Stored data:

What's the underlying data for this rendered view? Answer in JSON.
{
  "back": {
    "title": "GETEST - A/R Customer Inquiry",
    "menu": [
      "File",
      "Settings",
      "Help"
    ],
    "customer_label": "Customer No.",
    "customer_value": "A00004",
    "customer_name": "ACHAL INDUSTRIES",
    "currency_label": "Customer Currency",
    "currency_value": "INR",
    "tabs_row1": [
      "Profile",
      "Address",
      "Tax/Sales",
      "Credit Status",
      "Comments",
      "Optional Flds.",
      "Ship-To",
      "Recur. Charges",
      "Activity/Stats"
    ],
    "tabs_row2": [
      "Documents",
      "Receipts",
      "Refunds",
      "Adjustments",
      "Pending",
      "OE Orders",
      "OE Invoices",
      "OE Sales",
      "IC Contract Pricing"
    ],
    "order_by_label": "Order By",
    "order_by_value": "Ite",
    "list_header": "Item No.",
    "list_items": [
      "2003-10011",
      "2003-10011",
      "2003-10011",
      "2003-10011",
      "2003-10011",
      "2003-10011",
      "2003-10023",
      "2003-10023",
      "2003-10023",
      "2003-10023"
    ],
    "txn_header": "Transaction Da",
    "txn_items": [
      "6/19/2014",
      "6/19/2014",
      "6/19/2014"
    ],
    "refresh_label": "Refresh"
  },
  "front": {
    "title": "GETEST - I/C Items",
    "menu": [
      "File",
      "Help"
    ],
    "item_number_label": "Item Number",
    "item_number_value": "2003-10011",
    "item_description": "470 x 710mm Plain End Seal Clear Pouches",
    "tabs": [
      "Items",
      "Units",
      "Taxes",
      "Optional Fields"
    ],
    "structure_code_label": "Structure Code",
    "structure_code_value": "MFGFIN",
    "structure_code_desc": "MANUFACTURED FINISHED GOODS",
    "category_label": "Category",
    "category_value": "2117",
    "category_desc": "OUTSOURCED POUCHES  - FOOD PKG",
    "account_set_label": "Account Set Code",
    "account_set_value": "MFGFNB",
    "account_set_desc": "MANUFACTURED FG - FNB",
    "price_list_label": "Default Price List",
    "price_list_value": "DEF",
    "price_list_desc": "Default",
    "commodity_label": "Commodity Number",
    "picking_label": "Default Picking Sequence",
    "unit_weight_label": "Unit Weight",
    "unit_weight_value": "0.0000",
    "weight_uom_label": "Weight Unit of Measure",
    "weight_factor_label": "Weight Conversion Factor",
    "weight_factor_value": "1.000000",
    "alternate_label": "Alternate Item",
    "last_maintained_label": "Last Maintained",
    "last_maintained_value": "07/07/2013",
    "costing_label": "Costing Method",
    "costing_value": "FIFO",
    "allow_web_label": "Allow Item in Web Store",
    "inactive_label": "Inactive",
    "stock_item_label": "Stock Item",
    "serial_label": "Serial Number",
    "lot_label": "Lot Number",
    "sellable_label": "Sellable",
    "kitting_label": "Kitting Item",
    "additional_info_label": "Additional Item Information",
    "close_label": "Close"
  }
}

SHORT PROBLEM - Repeat the material from above exactly, word for word.

EXERCISE SOLUTION -
What's the underlying data for this rendered view? Answer in JSON.
{
  "back": {
    "title": "GETEST - A/R Customer Inquiry",
    "menu": [
      "File",
      "Settings",
      "Help"
    ],
    "customer_label": "Customer No.",
    "customer_value": "A00004",
    "customer_name": "ACHAL INDUSTRIES",
    "currency_label": "Customer Currency",
    "currency_value": "INR",
    "tabs_row1": [
      "Profile",
      "Address",
      "Tax/Sales",
      "Credit Status",
      "Comments",
      "Optional Flds.",
      "Ship-To",
      "Recur. Charges",
      "Activity/Stats"
    ],
    "tabs_row2": [
      "Documents",
      "Receipts",
      "Refunds",
      "Adjustments",
      "Pending",
      "OE Orders",
      "OE Invoices",
      "OE Sales",
      "IC Contract Pricing"
    ],
    "order_by_label": "Order By",
    "order_by_value": "Ite",
    "list_header": "Item No.",
    "list_items": [
      "2003-10011",
      "2003-10011",
      "2003-10011",
      "2003-10011",
      "2003-10011",
      "2003-10011",
      "2003-10023",
      "2003-10023",
      "2003-10023",
      "2003-10023"
    ],
    "txn_header": "Transaction Da",
    "txn_items": [
      "6/19/2014",
      "6/19/2014",
      "6/19/2014"
    ],
    "refresh_label": "Refresh"
  },
  "front": {
    "title": "GETEST - I/C Items",
    "menu": [
      "File",
      "Help"
    ],
    "item_number_label": "Item Number",
    "item_number_value": "2003-10011",
    "item_description": "470 x 710mm Plain End Seal Clear Pouches",
    "tabs": [
      "Items",
      "Units",
      "Taxes",
      "Optional Fields"
    ],
    "structure_code_label": "Structure Code",
    "structure_code_value": "MFGFIN",
    "structure_code_desc": "MANUFACTURED FINISHED GOODS",
    "category_label": "Category",
    "category_value": "2117",
    "category_desc": "OUTSOURCED POUCHES  - FOOD PKG",
    "account_set_label": "Account Set Code",
    "account_set_value": "MFGFNB",
    "account_set_desc": "MANUFACTURED FG - FNB",
    "price_list_label": "Default Price List",
    "price_list_value": "DEF",
    "price_list_desc": "Default",
    "commodity_label": "Commodity Number",
    "picking_label": "Default Picking Sequence",
    "unit_weight_label": "Unit Weight",
    "unit_weight_value": "0.0000",
    "weight_uom_label": "Weight Unit of Measure",
    "weight_factor_label": "Weight Conversion Factor",
    "weight_factor_value": "1.000000",
    "alternate_label": "Alternate Item",
    "last_maintained_label": "Last Maintained",
    "last_maintained_value": "07/07/2013",
    "costing_label": "Costing Method",
    "costing_value": "FIFO",
    "allow_web_label": "Allow Item in Web Store",
    "inactive_label": "Inactive",
    "stock_item_label": "Stock Item",
    "serial_label": "Serial Number",
    "lot_label": "Lot Number",
    "sellable_label": "Sellable",
    "kitting_label": "Kitting Item",
    "additional_info_label": "Additional Item Information",
    "close_label": "Close"
  }
}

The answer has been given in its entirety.